▸ WRITTEN PROBLEM: Return each line that holds the word "change".

(Entries with figure data)
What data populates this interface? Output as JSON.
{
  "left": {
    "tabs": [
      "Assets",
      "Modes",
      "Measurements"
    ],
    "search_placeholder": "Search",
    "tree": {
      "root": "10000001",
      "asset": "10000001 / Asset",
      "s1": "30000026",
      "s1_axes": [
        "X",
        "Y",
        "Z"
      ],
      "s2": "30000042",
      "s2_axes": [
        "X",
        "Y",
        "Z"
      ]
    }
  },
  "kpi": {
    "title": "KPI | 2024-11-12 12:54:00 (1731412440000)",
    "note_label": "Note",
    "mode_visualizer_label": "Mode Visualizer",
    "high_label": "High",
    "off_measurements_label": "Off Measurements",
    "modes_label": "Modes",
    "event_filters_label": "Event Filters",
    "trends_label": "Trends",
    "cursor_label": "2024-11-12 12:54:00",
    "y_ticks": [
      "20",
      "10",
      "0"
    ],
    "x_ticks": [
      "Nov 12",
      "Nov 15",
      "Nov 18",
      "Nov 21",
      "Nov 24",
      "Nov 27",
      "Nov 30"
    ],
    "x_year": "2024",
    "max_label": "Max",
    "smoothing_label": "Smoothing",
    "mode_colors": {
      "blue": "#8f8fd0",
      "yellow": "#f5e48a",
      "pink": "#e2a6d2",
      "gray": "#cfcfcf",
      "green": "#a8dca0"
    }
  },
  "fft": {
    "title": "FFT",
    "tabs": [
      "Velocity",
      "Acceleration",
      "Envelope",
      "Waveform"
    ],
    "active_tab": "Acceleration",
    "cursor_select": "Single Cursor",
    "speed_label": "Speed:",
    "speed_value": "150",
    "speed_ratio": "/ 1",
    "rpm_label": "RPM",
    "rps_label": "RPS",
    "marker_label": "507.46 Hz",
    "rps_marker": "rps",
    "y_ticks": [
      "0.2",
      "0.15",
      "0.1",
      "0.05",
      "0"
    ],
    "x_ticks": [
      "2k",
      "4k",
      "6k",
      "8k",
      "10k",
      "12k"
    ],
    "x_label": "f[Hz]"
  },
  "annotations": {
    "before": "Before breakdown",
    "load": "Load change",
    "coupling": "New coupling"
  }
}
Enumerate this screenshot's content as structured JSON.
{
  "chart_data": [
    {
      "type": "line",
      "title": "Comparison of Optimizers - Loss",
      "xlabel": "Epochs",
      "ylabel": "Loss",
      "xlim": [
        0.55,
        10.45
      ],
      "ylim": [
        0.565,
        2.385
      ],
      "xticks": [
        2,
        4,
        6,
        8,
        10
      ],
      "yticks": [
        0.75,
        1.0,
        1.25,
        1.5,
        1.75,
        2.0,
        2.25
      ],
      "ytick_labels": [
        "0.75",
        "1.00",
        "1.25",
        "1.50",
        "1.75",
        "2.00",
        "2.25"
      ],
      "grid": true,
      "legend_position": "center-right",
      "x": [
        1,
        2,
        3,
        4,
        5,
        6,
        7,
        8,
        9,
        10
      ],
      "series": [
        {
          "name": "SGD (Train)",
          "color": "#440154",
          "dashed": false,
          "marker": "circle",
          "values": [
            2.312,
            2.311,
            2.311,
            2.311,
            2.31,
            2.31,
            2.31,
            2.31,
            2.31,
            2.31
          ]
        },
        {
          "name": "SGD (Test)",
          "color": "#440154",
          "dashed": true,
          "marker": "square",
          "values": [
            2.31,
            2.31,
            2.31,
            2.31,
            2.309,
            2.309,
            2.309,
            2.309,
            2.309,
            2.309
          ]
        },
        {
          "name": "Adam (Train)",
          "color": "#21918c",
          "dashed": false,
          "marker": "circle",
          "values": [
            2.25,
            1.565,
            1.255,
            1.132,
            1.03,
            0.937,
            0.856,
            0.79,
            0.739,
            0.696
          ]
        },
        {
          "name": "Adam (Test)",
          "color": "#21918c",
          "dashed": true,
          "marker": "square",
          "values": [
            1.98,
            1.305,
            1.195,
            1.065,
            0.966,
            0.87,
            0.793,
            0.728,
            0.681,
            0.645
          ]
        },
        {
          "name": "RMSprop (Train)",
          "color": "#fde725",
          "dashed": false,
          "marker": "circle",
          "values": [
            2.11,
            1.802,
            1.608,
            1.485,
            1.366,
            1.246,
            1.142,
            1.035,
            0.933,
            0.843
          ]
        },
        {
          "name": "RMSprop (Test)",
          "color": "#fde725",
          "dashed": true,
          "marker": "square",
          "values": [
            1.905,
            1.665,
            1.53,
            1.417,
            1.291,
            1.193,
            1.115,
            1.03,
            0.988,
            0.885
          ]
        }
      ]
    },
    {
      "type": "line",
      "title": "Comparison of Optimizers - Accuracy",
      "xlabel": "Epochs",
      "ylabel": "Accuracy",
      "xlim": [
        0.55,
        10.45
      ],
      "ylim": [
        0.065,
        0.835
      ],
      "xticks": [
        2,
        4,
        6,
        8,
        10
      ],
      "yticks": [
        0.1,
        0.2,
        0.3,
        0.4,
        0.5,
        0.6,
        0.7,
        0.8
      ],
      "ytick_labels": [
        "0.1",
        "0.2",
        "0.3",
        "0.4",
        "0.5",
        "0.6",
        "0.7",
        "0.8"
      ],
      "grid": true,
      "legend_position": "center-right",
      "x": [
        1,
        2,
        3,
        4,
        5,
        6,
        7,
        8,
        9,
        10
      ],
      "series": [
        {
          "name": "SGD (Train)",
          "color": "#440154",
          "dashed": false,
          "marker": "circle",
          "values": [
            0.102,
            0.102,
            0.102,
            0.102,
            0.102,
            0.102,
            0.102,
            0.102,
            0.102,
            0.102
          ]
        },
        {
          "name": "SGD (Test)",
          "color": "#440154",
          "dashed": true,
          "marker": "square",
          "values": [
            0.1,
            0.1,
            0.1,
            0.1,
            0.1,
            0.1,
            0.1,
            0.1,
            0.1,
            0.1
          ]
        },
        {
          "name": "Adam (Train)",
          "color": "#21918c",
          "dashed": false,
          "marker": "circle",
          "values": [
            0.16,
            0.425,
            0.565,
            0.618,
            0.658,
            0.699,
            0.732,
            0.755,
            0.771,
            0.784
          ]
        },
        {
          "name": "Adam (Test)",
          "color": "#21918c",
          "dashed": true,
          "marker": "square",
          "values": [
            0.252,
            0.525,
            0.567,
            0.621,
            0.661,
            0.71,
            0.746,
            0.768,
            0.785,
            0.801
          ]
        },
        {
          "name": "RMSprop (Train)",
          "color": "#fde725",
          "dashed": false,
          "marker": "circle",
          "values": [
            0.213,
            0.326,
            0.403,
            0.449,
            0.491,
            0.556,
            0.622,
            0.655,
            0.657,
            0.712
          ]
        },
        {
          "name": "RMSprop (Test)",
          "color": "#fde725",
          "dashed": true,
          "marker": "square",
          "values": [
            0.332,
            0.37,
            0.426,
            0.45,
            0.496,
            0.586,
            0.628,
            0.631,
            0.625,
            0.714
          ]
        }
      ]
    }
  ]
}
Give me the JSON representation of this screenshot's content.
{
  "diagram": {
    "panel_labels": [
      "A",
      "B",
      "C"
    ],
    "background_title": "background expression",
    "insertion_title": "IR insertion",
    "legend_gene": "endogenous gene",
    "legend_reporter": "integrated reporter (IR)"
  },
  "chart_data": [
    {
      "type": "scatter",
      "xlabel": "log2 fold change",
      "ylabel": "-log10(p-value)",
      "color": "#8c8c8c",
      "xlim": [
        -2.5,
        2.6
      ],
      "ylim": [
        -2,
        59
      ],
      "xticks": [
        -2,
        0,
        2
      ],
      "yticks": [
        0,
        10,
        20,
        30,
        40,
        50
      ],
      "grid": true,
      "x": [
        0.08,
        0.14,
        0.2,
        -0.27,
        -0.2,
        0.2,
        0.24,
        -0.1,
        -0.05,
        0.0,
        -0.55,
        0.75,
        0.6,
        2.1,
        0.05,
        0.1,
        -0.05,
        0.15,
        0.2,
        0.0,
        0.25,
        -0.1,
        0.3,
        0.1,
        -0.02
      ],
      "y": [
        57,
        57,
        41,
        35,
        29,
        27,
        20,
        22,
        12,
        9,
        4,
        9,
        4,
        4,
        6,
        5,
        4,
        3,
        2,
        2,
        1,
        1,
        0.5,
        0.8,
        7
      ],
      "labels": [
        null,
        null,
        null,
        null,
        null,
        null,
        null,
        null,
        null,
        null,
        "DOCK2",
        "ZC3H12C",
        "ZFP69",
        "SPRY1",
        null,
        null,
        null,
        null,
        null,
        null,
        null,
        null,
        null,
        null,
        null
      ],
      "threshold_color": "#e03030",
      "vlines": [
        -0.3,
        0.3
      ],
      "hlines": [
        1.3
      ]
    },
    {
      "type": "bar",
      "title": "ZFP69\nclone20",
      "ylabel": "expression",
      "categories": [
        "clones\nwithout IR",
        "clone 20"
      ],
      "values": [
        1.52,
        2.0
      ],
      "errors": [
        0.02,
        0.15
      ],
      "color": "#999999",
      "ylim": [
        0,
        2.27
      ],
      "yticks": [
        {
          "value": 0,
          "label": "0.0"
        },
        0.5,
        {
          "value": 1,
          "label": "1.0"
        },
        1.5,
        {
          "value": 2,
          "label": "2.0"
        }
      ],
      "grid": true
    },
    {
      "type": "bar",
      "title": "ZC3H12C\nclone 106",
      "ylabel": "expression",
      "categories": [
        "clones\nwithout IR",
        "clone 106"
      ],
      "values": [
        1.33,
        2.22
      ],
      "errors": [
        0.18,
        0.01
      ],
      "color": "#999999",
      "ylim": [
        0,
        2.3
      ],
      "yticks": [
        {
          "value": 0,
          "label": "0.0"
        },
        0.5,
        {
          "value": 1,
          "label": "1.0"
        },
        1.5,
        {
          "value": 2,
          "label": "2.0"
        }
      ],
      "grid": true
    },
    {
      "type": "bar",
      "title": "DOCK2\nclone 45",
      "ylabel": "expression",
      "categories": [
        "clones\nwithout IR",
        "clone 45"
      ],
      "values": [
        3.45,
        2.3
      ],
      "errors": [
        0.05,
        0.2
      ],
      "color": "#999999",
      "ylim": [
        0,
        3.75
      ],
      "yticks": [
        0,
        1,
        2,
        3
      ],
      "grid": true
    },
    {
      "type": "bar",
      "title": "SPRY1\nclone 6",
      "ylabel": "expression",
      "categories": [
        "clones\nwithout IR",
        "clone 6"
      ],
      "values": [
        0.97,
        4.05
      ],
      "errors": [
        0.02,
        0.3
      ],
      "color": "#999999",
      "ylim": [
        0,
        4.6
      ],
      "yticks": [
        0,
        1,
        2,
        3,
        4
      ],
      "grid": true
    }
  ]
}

▸ SOLUTION TO THIS EXERCISE:
    "load": "Load change",
      "xlabel": "log2 fold change",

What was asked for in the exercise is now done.